Given problem – The entries below should be output exactly as written.

* Begin Given data *

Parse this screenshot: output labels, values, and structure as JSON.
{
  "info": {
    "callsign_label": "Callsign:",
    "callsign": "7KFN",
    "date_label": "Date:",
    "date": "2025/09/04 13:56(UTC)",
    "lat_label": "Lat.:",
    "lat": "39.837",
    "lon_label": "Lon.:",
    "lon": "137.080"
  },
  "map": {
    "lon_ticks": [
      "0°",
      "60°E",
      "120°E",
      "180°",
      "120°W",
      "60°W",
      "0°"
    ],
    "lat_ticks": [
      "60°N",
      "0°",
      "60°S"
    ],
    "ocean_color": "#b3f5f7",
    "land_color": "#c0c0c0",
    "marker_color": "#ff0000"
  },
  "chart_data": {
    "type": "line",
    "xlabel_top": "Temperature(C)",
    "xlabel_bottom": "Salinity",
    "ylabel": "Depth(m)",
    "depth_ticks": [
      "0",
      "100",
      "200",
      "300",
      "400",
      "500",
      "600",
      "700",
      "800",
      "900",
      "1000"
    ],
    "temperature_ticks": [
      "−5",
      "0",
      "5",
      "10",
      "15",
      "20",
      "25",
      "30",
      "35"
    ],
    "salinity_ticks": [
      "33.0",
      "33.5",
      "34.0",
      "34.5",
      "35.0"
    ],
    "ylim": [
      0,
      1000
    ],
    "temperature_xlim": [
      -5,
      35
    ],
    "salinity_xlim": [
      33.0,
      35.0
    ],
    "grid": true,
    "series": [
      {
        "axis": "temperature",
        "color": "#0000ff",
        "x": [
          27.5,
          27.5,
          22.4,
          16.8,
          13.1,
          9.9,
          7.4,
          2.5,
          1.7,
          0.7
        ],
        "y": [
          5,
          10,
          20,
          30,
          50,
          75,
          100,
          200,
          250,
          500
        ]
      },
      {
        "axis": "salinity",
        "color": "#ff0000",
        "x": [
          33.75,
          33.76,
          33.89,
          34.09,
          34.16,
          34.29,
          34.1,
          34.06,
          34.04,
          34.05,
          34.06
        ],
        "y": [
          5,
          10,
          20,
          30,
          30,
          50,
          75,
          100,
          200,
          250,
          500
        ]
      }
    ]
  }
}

* End Given data *

The solution –
Parse this screenshot: output labels, values, and structure as JSON.
{
  "info": {
    "callsign_label": "Callsign:",
    "callsign": "7KFN",
    "date_label": "Date:",
    "date": "2025/09/04 13:56(UTC)",
    "lat_label": "Lat.:",
    "lat": "39.837",
    "lon_label": "Lon.:",
    "lon": "137.080"
  },
  "map": {
    "lon_ticks": [
      "0°",
      "60°E",
      "120°E",
      "180°",
      "120°W",
      "60°W",
      "0°"
    ],
    "lat_ticks": [
      "60°N",
      "0°",
      "60°S"
    ],
    "ocean_color": "#b3f5f7",
    "land_color": "#c0c0c0",
    "marker_color": "#ff0000"
  },
  "chart_data": {
    "type": "line",
    "xlabel_top": "Temperature(C)",
    "xlabel_bottom": "Salinity",
    "ylabel": "Depth(m)",
    "depth_ticks": [
      "0",
      "100",
      "200",
      "300",
      "400",
      "500",
      "600",
      "700",
      "800",
      "900",
      "1000"
    ],
    "temperature_ticks": [
      "−5",
      "0",
      "5",
      "10",
      "15",
      "20",
      "25",
      "30",
      "35"
    ],
    "salinity_ticks": [
      "33.0",
      "33.5",
      "34.0",
      "34.5",
      "35.0"
    ],
    "ylim": [
      0,
      1000
    ],
    "temperature_xlim": [
      -5,
      35
    ],
    "salinity_xlim": [
      33.0,
      35.0
    ],
    "grid": true,
    "series": [
      {
        "axis": "temperature",
        "color": "#0000ff",
        "x": [
          27.5,
          27.5,
          22.4,
          16.8,
          13.1,
          9.9,
          7.4,
          2.5,
          1.7,
          0.7
        ],
        "y": [
          5,
          10,
          20,
          30,
          50,
          75,
          100,
          200,
          250,
          500
        ]
      },
      {
        "axis": "salinity",
        "color": "#ff0000",
        "x": [
          33.75,
          33.76,
          33.89,
          34.09,
          34.16,
          34.29,
          34.1,
          34.06,
          34.04,
          34.05,
          34.06
        ],
        "y": [
          5,
          10,
          20,
          30,
          30,
          50,
          75,
          100,
          200,
          250,
          500
        ]
      }
    ]
  }
}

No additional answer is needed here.